Give every entry again, unchanged, and leave its images out.

### Source data
— START —

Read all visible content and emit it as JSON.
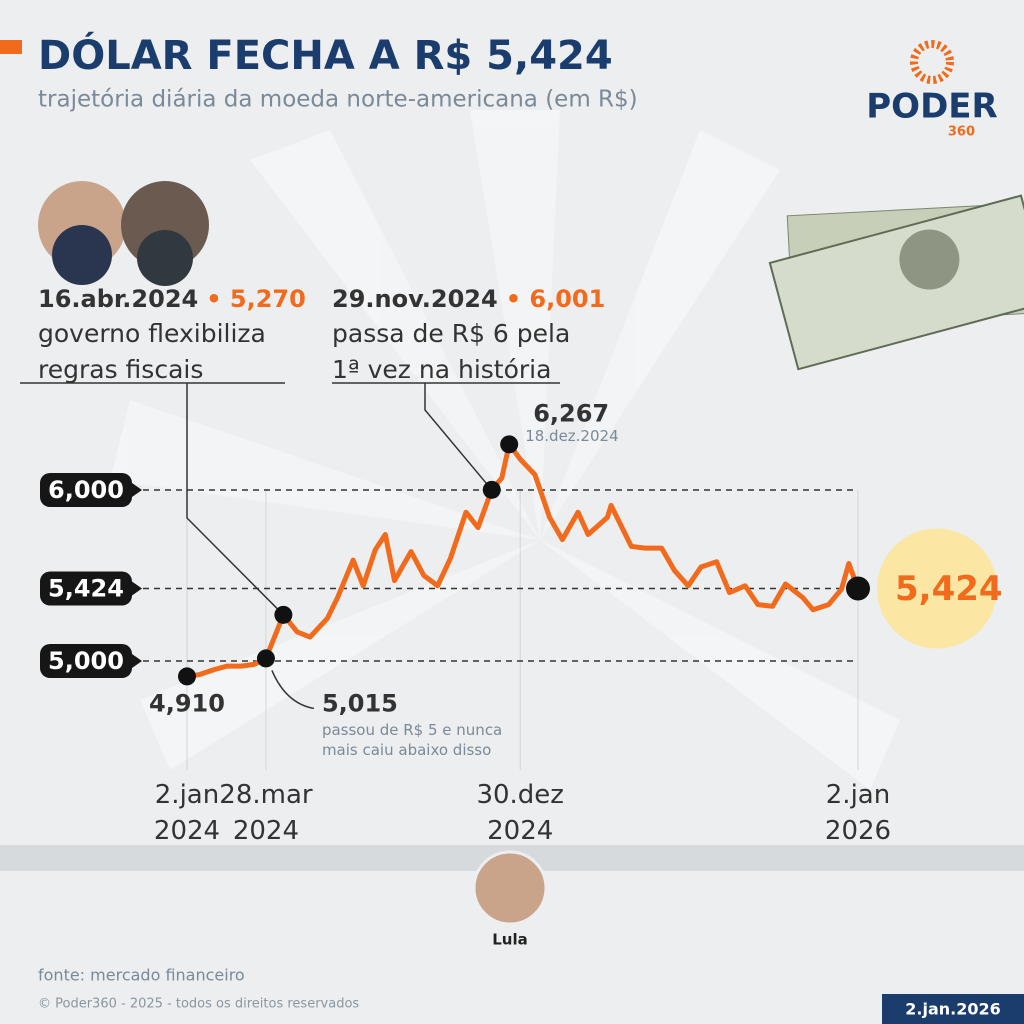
{
  "header": {
    "title": "DÓLAR FECHA A R$ 5,424",
    "subtitle": "trajetória diária da moeda norte-americana (em R$)",
    "brand": "PODER",
    "brand_sub": "360"
  },
  "chart_data": {
    "type": "line",
    "x": [
      "2024-01-02",
      "2024-01-15",
      "2024-02-01",
      "2024-02-15",
      "2024-03-01",
      "2024-03-15",
      "2024-03-28",
      "2024-04-16",
      "2024-05-01",
      "2024-05-15",
      "2024-06-03",
      "2024-06-14",
      "2024-07-01",
      "2024-07-12",
      "2024-07-25",
      "2024-08-05",
      "2024-08-15",
      "2024-09-02",
      "2024-09-16",
      "2024-10-01",
      "2024-10-15",
      "2024-11-01",
      "2024-11-14",
      "2024-11-29",
      "2024-12-10",
      "2024-12-18",
      "2024-12-30",
      "2025-01-15",
      "2025-01-31",
      "2025-02-14",
      "2025-03-03",
      "2025-03-14",
      "2025-04-04",
      "2025-04-08",
      "2025-04-30",
      "2025-05-15",
      "2025-06-02",
      "2025-06-16",
      "2025-07-01",
      "2025-07-15",
      "2025-08-01",
      "2025-08-15",
      "2025-09-01",
      "2025-09-15",
      "2025-10-01",
      "2025-10-15",
      "2025-11-03",
      "2025-11-14",
      "2025-12-01",
      "2025-12-15",
      "2025-12-23",
      "2026-01-02"
    ],
    "series": [
      {
        "name": "dólar",
        "color": "#f26a1b",
        "values": [
          4.91,
          4.92,
          4.95,
          4.97,
          4.97,
          4.98,
          5.015,
          5.27,
          5.17,
          5.14,
          5.25,
          5.37,
          5.59,
          5.44,
          5.65,
          5.74,
          5.47,
          5.64,
          5.5,
          5.44,
          5.6,
          5.87,
          5.78,
          6.001,
          6.07,
          6.267,
          6.18,
          6.09,
          5.84,
          5.71,
          5.87,
          5.74,
          5.84,
          5.91,
          5.67,
          5.66,
          5.66,
          5.53,
          5.44,
          5.55,
          5.58,
          5.4,
          5.44,
          5.33,
          5.32,
          5.45,
          5.37,
          5.3,
          5.33,
          5.42,
          5.57,
          5.424
        ]
      }
    ],
    "xlim": [
      "2024-01-02",
      "2026-01-02"
    ],
    "xticks": [
      {
        "value": "2024-01-02",
        "label": "2.jan 2024"
      },
      {
        "value": "2024-03-28",
        "label": "28.mar 2024"
      },
      {
        "value": "2024-12-30",
        "label": "30.dez 2024"
      },
      {
        "value": "2026-01-02",
        "label": "2.jan 2026"
      }
    ],
    "ylim": [
      4.7,
      6.4
    ],
    "yticks": [
      {
        "value": 5.0,
        "label": "5,000"
      },
      {
        "value": 5.424,
        "label": "5,424"
      },
      {
        "value": 6.0,
        "label": "6,000"
      }
    ],
    "annotations": [
      {
        "x": "2024-01-02",
        "y": 4.91,
        "value_label": "4,910"
      },
      {
        "x": "2024-03-28",
        "y": 5.015,
        "value_label": "5,015",
        "lines": [
          "passou de R$ 5 e nunca",
          "mais caiu abaixo disso"
        ]
      },
      {
        "x": "2024-04-16",
        "y": 5.27,
        "date_label": "16.abr.2024",
        "value_label": "• 5,270",
        "lines": [
          "governo flexibiliza",
          "regras fiscais"
        ]
      },
      {
        "x": "2024-11-29",
        "y": 6.001,
        "date_label": "29.nov.2024",
        "value_label": "• 6,001",
        "lines": [
          "passa de R$ 6 pela",
          "1ª vez na história"
        ]
      },
      {
        "x": "2024-12-18",
        "y": 6.267,
        "value_label": "6,267",
        "date_label": "18.dez.2024"
      },
      {
        "x": "2026-01-02",
        "y": 5.424,
        "value_label": "5,424"
      }
    ]
  },
  "footer": {
    "photo_label": "Lula",
    "source": "fonte: mercado financeiro",
    "copyright": "© Poder360 - 2025 - todos os direitos reservados",
    "date": "2.jan.2026"
  }
}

— END —

### Output below
Read all visible content and emit it as JSON.
{
  "header": {
    "title": "DÓLAR FECHA A R$ 5,424",
    "subtitle": "trajetória diária da moeda norte-americana (em R$)",
    "brand": "PODER",
    "brand_sub": "360"
  },
  "chart_data": {
    "type": "line",
    "x": [
      "2024-01-02",
      "2024-01-15",
      "2024-02-01",
      "2024-02-15",
      "2024-03-01",
      "2024-03-15",
      "2024-03-28",
      "2024-04-16",
      "2024-05-01",
      "2024-05-15",
      "2024-06-03",
      "2024-06-14",
      "2024-07-01",
      "2024-07-12",
      "2024-07-25",
      "2024-08-05",
      "2024-08-15",
      "2024-09-02",
      "2024-09-16",
      "2024-10-01",
      "2024-10-15",
      "2024-11-01",
      "2024-11-14",
      "2024-11-29",
      "2024-12-10",
      "2024-12-18",
      "2024-12-30",
      "2025-01-15",
      "2025-01-31",
      "2025-02-14",
      "2025-03-03",
      "2025-03-14",
      "2025-04-04",
      "2025-04-08",
      "2025-04-30",
      "2025-05-15",
      "2025-06-02",
      "2025-06-16",
      "2025-07-01",
      "2025-07-15",
      "2025-08-01",
      "2025-08-15",
      "2025-09-01",
      "2025-09-15",
      "2025-10-01",
      "2025-10-15",
      "2025-11-03",
      "2025-11-14",
      "2025-12-01",
      "2025-12-15",
      "2025-12-23",
      "2026-01-02"
    ],
    "series": [
      {
        "name": "dólar",
        "color": "#f26a1b",
        "values": [
          4.91,
          4.92,
          4.95,
          4.97,
          4.97,
          4.98,
          5.015,
          5.27,
          5.17,
          5.14,
          5.25,
          5.37,
          5.59,
          5.44,
          5.65,
          5.74,
          5.47,
          5.64,
          5.5,
          5.44,
          5.6,
          5.87,
          5.78,
          6.001,
          6.07,
          6.267,
          6.18,
          6.09,
          5.84,
          5.71,
          5.87,
          5.74,
          5.84,
          5.91,
          5.67,
          5.66,
          5.66,
          5.53,
          5.44,
          5.55,
          5.58,
          5.4,
          5.44,
          5.33,
          5.32,
          5.45,
          5.37,
          5.3,
          5.33,
          5.42,
          5.57,
          5.424
        ]
      }
    ],
    "xlim": [
      "2024-01-02",
      "2026-01-02"
    ],
    "xticks": [
      {
        "value": "2024-01-02",
        "label": "2.jan 2024"
      },
      {
        "value": "2024-03-28",
        "label": "28.mar 2024"
      },
      {
        "value": "2024-12-30",
        "label": "30.dez 2024"
      },
      {
        "value": "2026-01-02",
        "label": "2.jan 2026"
      }
    ],
    "ylim": [
      4.7,
      6.4
    ],
    "yticks": [
      {
        "value": 5.0,
        "label": "5,000"
      },
      {
        "value": 5.424,
        "label": "5,424"
      },
      {
        "value": 6.0,
        "label": "6,000"
      }
    ],
    "annotations": [
      {
        "x": "2024-01-02",
        "y": 4.91,
        "value_label": "4,910"
      },
      {
        "x": "2024-03-28",
        "y": 5.015,
        "value_label": "5,015",
        "lines": [
          "passou de R$ 5 e nunca",
          "mais caiu abaixo disso"
        ]
      },
      {
        "x": "2024-04-16",
        "y": 5.27,
        "date_label": "16.abr.2024",
        "value_label": "• 5,270",
        "lines": [
          "governo flexibiliza",
          "regras fiscais"
        ]
      },
      {
        "x": "2024-11-29",
        "y": 6.001,
        "date_label": "29.nov.2024",
        "value_label": "• 6,001",
        "lines": [
          "passa de R$ 6 pela",
          "1ª vez na história"
        ]
      },
      {
        "x": "2024-12-18",
        "y": 6.267,
        "value_label": "6,267",
        "date_label": "18.dez.2024"
      },
      {
        "x": "2026-01-02",
        "y": 5.424,
        "value_label": "5,424"
      }
    ]
  },
  "footer": {
    "photo_label": "Lula",
    "source": "fonte: mercado financeiro",
    "copyright": "© Poder360 - 2025 - todos os direitos reservados",
    "date": "2.jan.2026"
  }
}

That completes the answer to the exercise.